Instructions to follow:
Locate every line that holds the string "directe" and copy it.

Stored data:
— begin —

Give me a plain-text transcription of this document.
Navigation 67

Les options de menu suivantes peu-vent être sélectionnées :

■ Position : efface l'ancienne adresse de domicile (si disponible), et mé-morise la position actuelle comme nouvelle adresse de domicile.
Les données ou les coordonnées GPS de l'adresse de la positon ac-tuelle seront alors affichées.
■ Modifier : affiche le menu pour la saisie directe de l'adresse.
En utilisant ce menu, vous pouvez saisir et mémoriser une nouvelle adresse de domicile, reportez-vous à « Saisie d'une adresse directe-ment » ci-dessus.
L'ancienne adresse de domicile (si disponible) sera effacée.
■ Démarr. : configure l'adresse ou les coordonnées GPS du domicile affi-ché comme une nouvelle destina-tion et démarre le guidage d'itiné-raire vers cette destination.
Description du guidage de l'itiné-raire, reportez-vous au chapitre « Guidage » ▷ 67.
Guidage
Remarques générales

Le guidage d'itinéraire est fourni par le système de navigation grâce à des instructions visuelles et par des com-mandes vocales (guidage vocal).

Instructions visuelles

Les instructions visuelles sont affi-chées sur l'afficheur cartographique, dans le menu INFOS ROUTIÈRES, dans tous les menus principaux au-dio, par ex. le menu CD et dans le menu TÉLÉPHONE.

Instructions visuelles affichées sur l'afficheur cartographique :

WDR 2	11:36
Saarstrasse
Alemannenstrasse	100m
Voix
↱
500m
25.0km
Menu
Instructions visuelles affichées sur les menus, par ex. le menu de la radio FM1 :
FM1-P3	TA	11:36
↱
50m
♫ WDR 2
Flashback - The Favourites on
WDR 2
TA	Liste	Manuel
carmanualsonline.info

— end —

Exercise answer:
■ Modifier : affiche le menu pour la saisie directe de l'adresse.
En utilisant ce menu, vous pouvez saisir et mémoriser une nouvelle adresse de domicile, reportez-vous à « Saisie d'une adresse directe-ment » ci-dessus.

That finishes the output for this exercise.